Description of the task — With the pictures left out, reproduce exactly the lines running from the line with "Decode this image" to the last line of the material below.

Collected data entries

------------------------------------

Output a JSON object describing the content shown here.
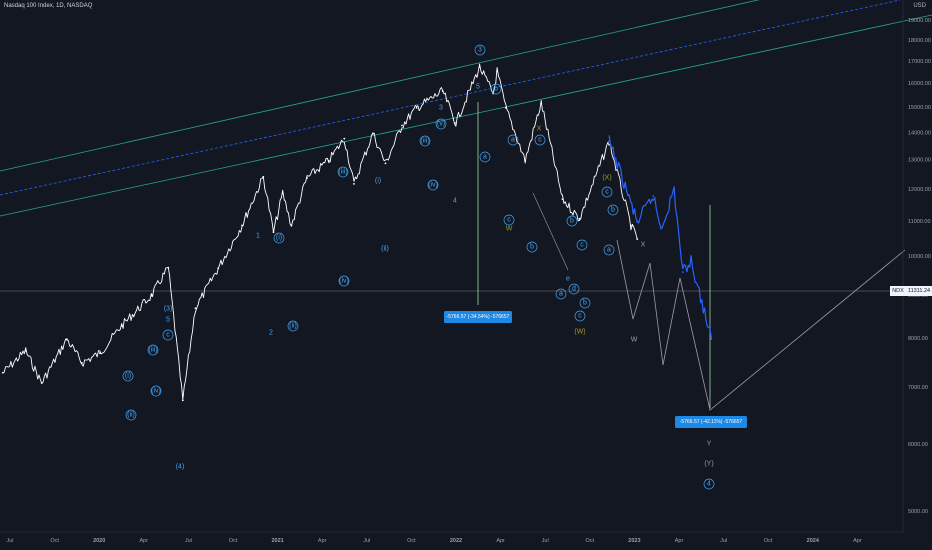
{
  "header": {
    "title": "Nasdaq 100 Index, 1D, NASDAQ",
    "currency": "USD"
  },
  "price_tag": {
    "symbol": "NDX",
    "value": "11311.24"
  },
  "colors": {
    "background": "#131722",
    "price": "#ffffff",
    "projection": "#2962ff",
    "channel": "#26a69a",
    "wave_label": "#42a5f5",
    "wave_label_alt": "#9e9d24",
    "measure_box": "#1e88e5"
  },
  "measurements": [
    {
      "text": "-5766.57 (-34.54%) -576657"
    },
    {
      "text": "-5766.57 (-42.11%) -576657"
    }
  ],
  "chart_data": {
    "type": "line",
    "title": "Nasdaq 100 Index, 1D, NASDAQ",
    "xlabel": "",
    "ylabel": "",
    "scale": "log",
    "ylim": [
      4700,
      20500
    ],
    "x_ticks": [
      "Jul",
      "Oct",
      "2020",
      "Apr",
      "Jul",
      "Oct",
      "2021",
      "Apr",
      "Jul",
      "Oct",
      "2022",
      "Apr",
      "Jul",
      "Oct",
      "2023",
      "Apr",
      "Jul",
      "Oct",
      "2024",
      "Apr"
    ],
    "y_ticks": [
      5000,
      6000,
      7000,
      8000,
      9000,
      10000,
      11000,
      12000,
      13000,
      14000,
      15000,
      16000,
      17000,
      18000,
      19000
    ],
    "y_tick_labels": [
      "5000.00",
      "6000.00",
      "7000.00",
      "8000.00",
      "9000.00",
      "10000.00",
      "11000.00",
      "12000.00",
      "13000.00",
      "14000.00",
      "15000.00",
      "16000.00",
      "17000.00",
      "18000.00",
      "19000.00"
    ],
    "grid": false,
    "legend": "none",
    "series": [
      {
        "x": [
          "2019-03-15",
          "2019-05-01",
          "2019-06-03",
          "2019-07-25",
          "2019-08-25",
          "2019-10-01",
          "2019-11-15",
          "2020-01-15",
          "2020-02-19",
          "2020-03-20",
          "2020-04-15",
          "2020-06-01",
          "2020-07-20",
          "2020-09-02",
          "2020-09-23",
          "2020-10-12",
          "2020-10-30",
          "2020-12-01",
          "2021-01-15",
          "2021-02-16",
          "2021-03-08",
          "2021-04-16",
          "2021-05-12",
          "2021-06-15",
          "2021-07-15",
          "2021-09-07",
          "2021-10-04",
          "2021-11-22",
          "2021-12-20",
          "2021-12-28",
          "2022-01-15",
          "2022-02-24",
          "2022-03-29",
          "2022-05-12",
          "2022-06-16",
          "2022-08-16",
          "2022-09-30",
          "2022-10-13"
        ],
        "y": [
          7300,
          7750,
          7100,
          8000,
          7500,
          7700,
          8300,
          9000,
          9718,
          6772,
          8700,
          9700,
          10900,
          12440,
          10700,
          11900,
          10900,
          12400,
          13000,
          13800,
          12200,
          14000,
          12900,
          14300,
          15000,
          15700,
          14400,
          16760,
          15600,
          16570,
          15000,
          13000,
          15200,
          11700,
          11100,
          13700,
          10900,
          10500
        ]
      },
      {
        "name": "projection",
        "x": [
          "2022-08-16",
          "2022-09-10",
          "2022-10-13",
          "2022-11-15",
          "2022-12-01",
          "2022-12-28",
          "2023-01-15",
          "2023-02-01",
          "2023-03-15"
        ],
        "y": [
          13700,
          12500,
          11000,
          11800,
          10800,
          12000,
          9600,
          9900,
          8000
        ]
      }
    ]
  },
  "wave_labels": [
    "(3)",
    "5",
    "c",
    "(iii)",
    "(i)",
    "(iv)",
    "(ii)",
    "(4)",
    "1",
    "(i)",
    "2",
    "(ii)",
    "(iii)",
    "(i)",
    "(iv)",
    "(ii)",
    "(iii)",
    "(iv)",
    "3",
    "(v)",
    "4",
    "3",
    "5",
    "b",
    "a",
    "a",
    "c",
    "b",
    "W",
    "X",
    "c",
    "(X)",
    "c",
    "b",
    "a",
    "b",
    "c",
    "e",
    "d",
    "a",
    "b",
    "c",
    "(W)",
    "X",
    "W",
    "Y",
    "(Y)",
    "4"
  ]
}
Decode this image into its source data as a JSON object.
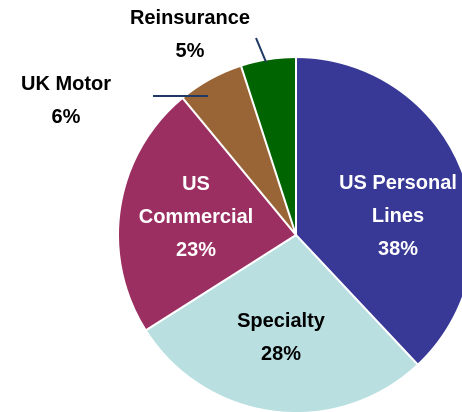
{
  "chart_data": {
    "type": "pie",
    "categories": [
      "US Personal Lines",
      "Specialty",
      "US Commercial",
      "UK Motor",
      "Reinsurance"
    ],
    "values": [
      38,
      28,
      23,
      6,
      5
    ],
    "value_labels": [
      "38%",
      "28%",
      "23%",
      "6%",
      "5%"
    ],
    "colors": [
      "#383896",
      "#b9dfe1",
      "#9c2f62",
      "#9a6536",
      "#006400"
    ]
  }
}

------------------------------------

Written response —
Decode this image into its source data as a JSON object.
{
  "chart_data": {
    "type": "pie",
    "categories": [
      "US Personal Lines",
      "Specialty",
      "US Commercial",
      "UK Motor",
      "Reinsurance"
    ],
    "values": [
      38,
      28,
      23,
      6,
      5
    ],
    "value_labels": [
      "38%",
      "28%",
      "23%",
      "6%",
      "5%"
    ],
    "colors": [
      "#383896",
      "#b9dfe1",
      "#9c2f62",
      "#9a6536",
      "#006400"
    ]
  }
}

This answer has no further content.